* _WHAT IS NEEDED_
Copy out the entries below in full and exactly.

/---

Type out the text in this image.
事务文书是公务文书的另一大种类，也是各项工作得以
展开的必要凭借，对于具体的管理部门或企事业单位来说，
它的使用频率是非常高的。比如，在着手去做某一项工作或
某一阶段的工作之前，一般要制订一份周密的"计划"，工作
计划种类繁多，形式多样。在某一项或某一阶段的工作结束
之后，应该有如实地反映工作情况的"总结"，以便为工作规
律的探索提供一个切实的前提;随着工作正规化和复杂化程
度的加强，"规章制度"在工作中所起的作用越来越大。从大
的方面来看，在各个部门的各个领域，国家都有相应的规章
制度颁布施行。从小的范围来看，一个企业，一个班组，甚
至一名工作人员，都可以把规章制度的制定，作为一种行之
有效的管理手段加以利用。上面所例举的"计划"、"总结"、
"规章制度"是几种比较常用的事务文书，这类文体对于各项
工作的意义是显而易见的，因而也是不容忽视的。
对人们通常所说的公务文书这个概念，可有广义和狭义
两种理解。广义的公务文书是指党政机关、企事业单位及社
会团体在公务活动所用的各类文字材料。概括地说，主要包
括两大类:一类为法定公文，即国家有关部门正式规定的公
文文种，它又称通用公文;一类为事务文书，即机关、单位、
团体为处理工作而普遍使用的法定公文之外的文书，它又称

\---

* _RESULT OF THIS EXERCISE_
Type out the text in this image.
事务文书是公务文书的另一大种类，也是各项工作得以
展开的必要凭借，对于具体的管理部门或企事业单位来说，
它的使用频率是非常高的。比如，在着手去做某一项工作或
某一阶段的工作之前，一般要制订一份周密的"计划"，工作
计划种类繁多，形式多样。在某一项或某一阶段的工作结束
之后，应该有如实地反映工作情况的"总结"，以便为工作规
律的探索提供一个切实的前提;随着工作正规化和复杂化程
度的加强，"规章制度"在工作中所起的作用越来越大。从大
的方面来看，在各个部门的各个领域，国家都有相应的规章
制度颁布施行。从小的范围来看，一个企业，一个班组，甚
至一名工作人员，都可以把规章制度的制定，作为一种行之
有效的管理手段加以利用。上面所例举的"计划"、"总结"、
"规章制度"是几种比较常用的事务文书，这类文体对于各项
工作的意义是显而易见的，因而也是不容忽视的。
对人们通常所说的公务文书这个概念，可有广义和狭义
两种理解。广义的公务文书是指党政机关、企事业单位及社
会团体在公务活动所用的各类文字材料。概括地说，主要包
括两大类:一类为法定公文，即国家有关部门正式规定的公
文文种，它又称通用公文;一类为事务文书，即机关、单位、
团体为处理工作而普遍使用的法定公文之外的文书，它又称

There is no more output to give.